Copy each line below exactly and leave the pictures out.

Stored data =>
• • • • •
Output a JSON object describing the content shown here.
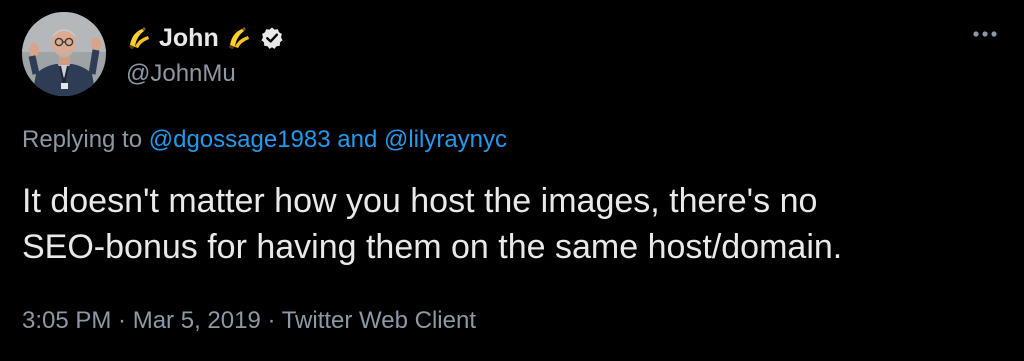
{
  "author": {
    "display_name": "John",
    "name_emoji_left": "banana-icon",
    "name_emoji_right": "banana-icon",
    "verified_icon": "verified-badge-icon",
    "handle": "@JohnMu",
    "avatar": "profile-photo"
  },
  "reply": {
    "prefix": "Replying to ",
    "mention_1": "@dgossage1983",
    "joiner": " and ",
    "mention_2": "@lilyraynyc"
  },
  "tweet": {
    "text": "It doesn't matter how you host the images, there's no\nSEO-bonus for having them on the same host/domain."
  },
  "meta": {
    "time": "3:05 PM",
    "separator_1": " · ",
    "date": "Mar 5, 2019",
    "separator_2": " · ",
    "client": "Twitter Web Client"
  },
  "actions": {
    "more_icon": "more-horizontal-icon"
  },
  "colors": {
    "background": "#000000",
    "primary_text": "#e7e9ea",
    "secondary_text": "#8b98a5",
    "link": "#1d9bf0"
  }
}
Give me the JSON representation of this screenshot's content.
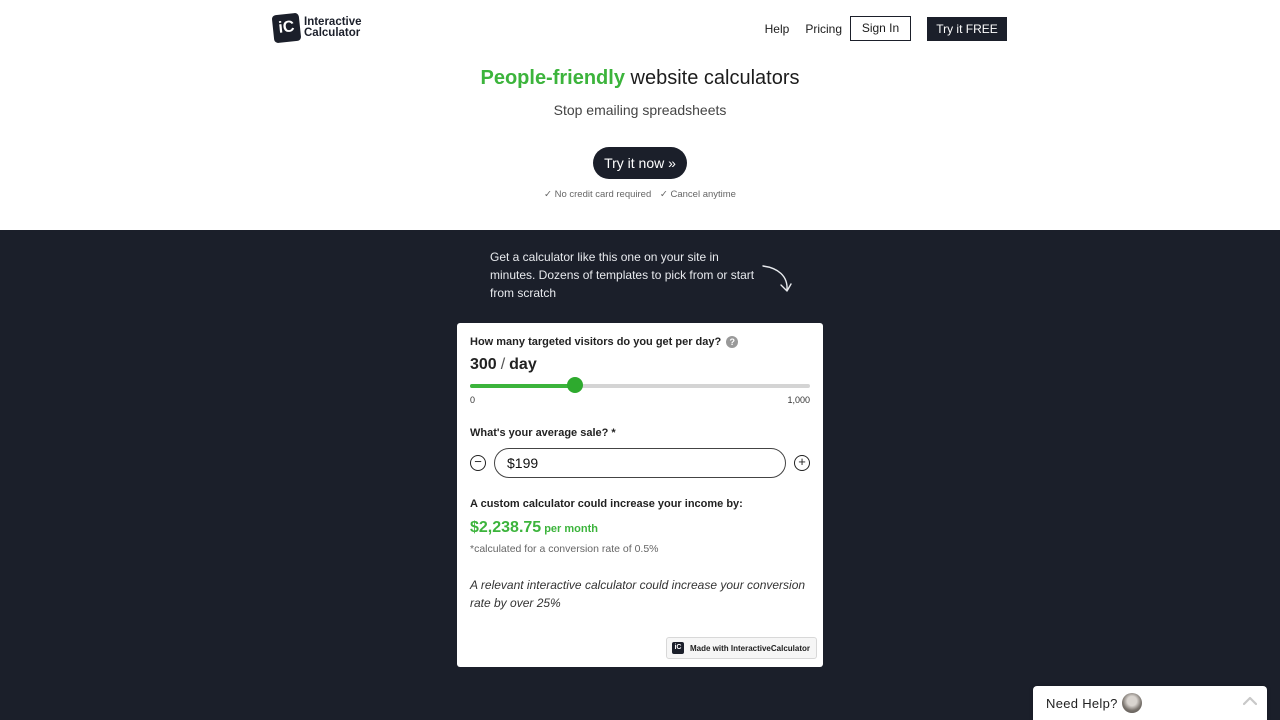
{
  "header": {
    "logo_mark": "iC",
    "logo_line1": "Interactive",
    "logo_line2": "Calculator",
    "nav": {
      "help": "Help",
      "pricing": "Pricing",
      "sign_in": "Sign In",
      "try_free": "Try it FREE"
    }
  },
  "hero": {
    "title_accent": "People-friendly",
    "title_rest": "website calculators",
    "subtitle": "Stop emailing spreadsheets",
    "cta": "Try it now »",
    "note1": "✓ No credit card required",
    "note2": "✓ Cancel anytime"
  },
  "promo": {
    "text": "Get a calculator like this one on your site in minutes. Dozens of templates to pick from or start from scratch"
  },
  "calculator": {
    "q1": "How many targeted visitors do you get per day?",
    "help_icon": "?",
    "visitors_value": "300",
    "visitors_sep": "/",
    "visitors_unit": "day",
    "slider": {
      "min": 0,
      "max": 1000,
      "value": 300,
      "min_label": "0",
      "max_label": "1,000"
    },
    "q2": "What's your average sale? *",
    "sale_value": "$199",
    "minus_icon": "−",
    "plus_icon": "+",
    "result_label": "A custom calculator could increase your income by:",
    "result_value": "$2,238.75",
    "result_unit": "per month",
    "result_note": "*calculated for a conversion rate of 0.5%",
    "quote": "A relevant interactive calculator could increase your conversion rate by over 25%",
    "made_with_mark": "iC",
    "made_with": "Made with InteractiveCalculator"
  },
  "help_widget": {
    "label": "Need Help?"
  },
  "colors": {
    "accent_green": "#3cb43c",
    "dark_bg": "#1b1f2a"
  }
}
• • • • •
Result for this task =>
Output a JSON object describing the content shown here.
{
  "author": {
    "display_name": "John",
    "name_emoji_left": "banana-icon",
    "name_emoji_right": "banana-icon",
    "verified_icon": "verified-badge-icon",
    "handle": "@JohnMu",
    "avatar": "profile-photo"
  },
  "reply": {
    "prefix": "Replying to ",
    "mention_1": "@dgossage1983",
    "joiner": " and ",
    "mention_2": "@lilyraynyc"
  },
  "tweet": {
    "text": "It doesn't matter how you host the images, there's no\nSEO-bonus for having them on the same host/domain."
  },
  "meta": {
    "time": "3:05 PM",
    "separator_1": " · ",
    "date": "Mar 5, 2019",
    "separator_2": " · ",
    "client": "Twitter Web Client"
  },
  "actions": {
    "more_icon": "more-horizontal-icon"
  },
  "colors": {
    "background": "#000000",
    "primary_text": "#e7e9ea",
    "secondary_text": "#8b98a5",
    "link": "#1d9bf0"
  }
}
Give me the JSON representation of this screenshot's content.
{
  "header": {
    "logo_mark": "iC",
    "logo_line1": "Interactive",
    "logo_line2": "Calculator",
    "nav": {
      "help": "Help",
      "pricing": "Pricing",
      "sign_in": "Sign In",
      "try_free": "Try it FREE"
    }
  },
  "hero": {
    "title_accent": "People-friendly",
    "title_rest": "website calculators",
    "subtitle": "Stop emailing spreadsheets",
    "cta": "Try it now »",
    "note1": "✓ No credit card required",
    "note2": "✓ Cancel anytime"
  },
  "promo": {
    "text": "Get a calculator like this one on your site in minutes. Dozens of templates to pick from or start from scratch"
  },
  "calculator": {
    "q1": "How many targeted visitors do you get per day?",
    "help_icon": "?",
    "visitors_value": "300",
    "visitors_sep": "/",
    "visitors_unit": "day",
    "slider": {
      "min": 0,
      "max": 1000,
      "value": 300,
      "min_label": "0",
      "max_label": "1,000"
    },
    "q2": "What's your average sale? *",
    "sale_value": "$199",
    "minus_icon": "−",
    "plus_icon": "+",
    "result_label": "A custom calculator could increase your income by:",
    "result_value": "$2,238.75",
    "result_unit": "per month",
    "result_note": "*calculated for a conversion rate of 0.5%",
    "quote": "A relevant interactive calculator could increase your conversion rate by over 25%",
    "made_with_mark": "iC",
    "made_with": "Made with InteractiveCalculator"
  },
  "help_widget": {
    "label": "Need Help?"
  },
  "colors": {
    "accent_green": "#3cb43c",
    "dark_bg": "#1b1f2a"
  }
}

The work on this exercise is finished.